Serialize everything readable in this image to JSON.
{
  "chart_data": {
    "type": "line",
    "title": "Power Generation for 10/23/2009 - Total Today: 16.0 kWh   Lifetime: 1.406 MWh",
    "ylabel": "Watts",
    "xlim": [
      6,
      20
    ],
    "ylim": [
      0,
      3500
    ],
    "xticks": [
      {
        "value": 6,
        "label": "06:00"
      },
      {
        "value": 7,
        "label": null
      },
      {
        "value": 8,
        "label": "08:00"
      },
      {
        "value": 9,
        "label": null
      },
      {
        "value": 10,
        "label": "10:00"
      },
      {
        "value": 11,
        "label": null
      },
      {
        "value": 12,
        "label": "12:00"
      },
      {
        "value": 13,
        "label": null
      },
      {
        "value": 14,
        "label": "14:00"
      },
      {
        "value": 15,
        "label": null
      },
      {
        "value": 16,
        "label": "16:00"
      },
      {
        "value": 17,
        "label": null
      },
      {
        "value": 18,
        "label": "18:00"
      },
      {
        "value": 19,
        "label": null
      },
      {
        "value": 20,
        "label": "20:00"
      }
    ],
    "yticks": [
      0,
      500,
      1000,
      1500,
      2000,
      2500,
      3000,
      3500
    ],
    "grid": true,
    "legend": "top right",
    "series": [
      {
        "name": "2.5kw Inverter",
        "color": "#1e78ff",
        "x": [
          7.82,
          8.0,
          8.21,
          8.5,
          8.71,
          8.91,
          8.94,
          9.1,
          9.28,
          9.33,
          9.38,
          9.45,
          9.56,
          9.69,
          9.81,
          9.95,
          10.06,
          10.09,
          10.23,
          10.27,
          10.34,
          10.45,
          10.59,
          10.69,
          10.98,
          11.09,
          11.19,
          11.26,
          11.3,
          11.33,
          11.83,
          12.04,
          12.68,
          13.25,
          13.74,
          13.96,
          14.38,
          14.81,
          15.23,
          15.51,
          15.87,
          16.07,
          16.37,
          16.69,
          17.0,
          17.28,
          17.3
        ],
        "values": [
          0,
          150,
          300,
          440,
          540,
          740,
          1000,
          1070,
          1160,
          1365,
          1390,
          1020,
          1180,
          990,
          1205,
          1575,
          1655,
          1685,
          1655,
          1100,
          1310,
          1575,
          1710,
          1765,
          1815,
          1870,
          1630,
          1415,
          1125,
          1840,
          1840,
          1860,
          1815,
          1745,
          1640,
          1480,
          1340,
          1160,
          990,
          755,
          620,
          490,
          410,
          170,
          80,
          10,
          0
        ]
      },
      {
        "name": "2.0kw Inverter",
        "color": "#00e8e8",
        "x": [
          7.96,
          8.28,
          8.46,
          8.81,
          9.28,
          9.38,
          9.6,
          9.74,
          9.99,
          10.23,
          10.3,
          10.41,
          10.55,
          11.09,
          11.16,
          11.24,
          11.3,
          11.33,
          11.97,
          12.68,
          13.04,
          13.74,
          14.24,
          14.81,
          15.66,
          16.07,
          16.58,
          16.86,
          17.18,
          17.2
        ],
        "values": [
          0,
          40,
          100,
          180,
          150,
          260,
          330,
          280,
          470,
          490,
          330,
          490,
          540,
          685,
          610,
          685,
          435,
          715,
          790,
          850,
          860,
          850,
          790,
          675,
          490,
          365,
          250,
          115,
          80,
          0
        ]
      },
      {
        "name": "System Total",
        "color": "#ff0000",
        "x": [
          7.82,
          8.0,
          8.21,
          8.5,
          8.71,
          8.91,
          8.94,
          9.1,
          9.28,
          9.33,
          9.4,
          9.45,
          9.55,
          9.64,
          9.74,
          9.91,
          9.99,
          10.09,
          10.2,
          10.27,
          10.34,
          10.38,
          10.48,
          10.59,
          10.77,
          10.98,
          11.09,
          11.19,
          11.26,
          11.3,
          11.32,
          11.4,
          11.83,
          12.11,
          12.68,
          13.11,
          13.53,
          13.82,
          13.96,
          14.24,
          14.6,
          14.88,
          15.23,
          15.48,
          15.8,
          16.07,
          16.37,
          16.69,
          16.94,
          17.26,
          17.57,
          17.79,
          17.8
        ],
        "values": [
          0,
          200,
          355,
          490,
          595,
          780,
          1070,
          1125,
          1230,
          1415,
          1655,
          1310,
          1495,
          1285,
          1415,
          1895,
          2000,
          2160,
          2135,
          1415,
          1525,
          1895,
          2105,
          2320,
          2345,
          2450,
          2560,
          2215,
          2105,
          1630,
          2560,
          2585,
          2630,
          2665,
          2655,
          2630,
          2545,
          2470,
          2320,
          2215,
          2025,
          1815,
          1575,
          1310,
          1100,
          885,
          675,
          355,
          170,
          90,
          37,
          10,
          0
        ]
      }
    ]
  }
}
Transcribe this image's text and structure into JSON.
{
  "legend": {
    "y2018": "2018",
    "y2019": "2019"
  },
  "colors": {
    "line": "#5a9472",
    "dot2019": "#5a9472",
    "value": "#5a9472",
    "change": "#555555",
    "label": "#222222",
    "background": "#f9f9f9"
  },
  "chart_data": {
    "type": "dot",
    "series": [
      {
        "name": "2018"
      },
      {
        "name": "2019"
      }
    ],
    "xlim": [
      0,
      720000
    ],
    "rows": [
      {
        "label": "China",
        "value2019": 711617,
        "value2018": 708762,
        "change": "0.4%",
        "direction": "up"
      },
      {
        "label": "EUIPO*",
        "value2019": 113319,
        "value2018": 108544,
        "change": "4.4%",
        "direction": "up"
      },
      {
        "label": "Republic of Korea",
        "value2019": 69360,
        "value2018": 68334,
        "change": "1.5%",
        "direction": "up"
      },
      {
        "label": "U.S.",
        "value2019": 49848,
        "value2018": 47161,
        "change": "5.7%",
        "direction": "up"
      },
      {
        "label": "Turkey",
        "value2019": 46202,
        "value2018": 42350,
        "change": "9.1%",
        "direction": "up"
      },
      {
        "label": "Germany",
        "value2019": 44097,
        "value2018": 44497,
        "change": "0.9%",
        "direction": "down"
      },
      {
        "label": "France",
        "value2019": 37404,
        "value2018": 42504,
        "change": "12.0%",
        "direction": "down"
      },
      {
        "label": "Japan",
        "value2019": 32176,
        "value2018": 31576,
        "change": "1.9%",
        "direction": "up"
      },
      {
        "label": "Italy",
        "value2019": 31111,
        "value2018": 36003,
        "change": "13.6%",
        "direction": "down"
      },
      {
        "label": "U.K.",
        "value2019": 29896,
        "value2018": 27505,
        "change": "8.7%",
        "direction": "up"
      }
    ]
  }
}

*Stated exercise*:
Find the lines containing "Inverter" and list every one of them.

*Problem solution*:
        "name": "2.5kw Inverter",
        "name": "2.0kw Inverter",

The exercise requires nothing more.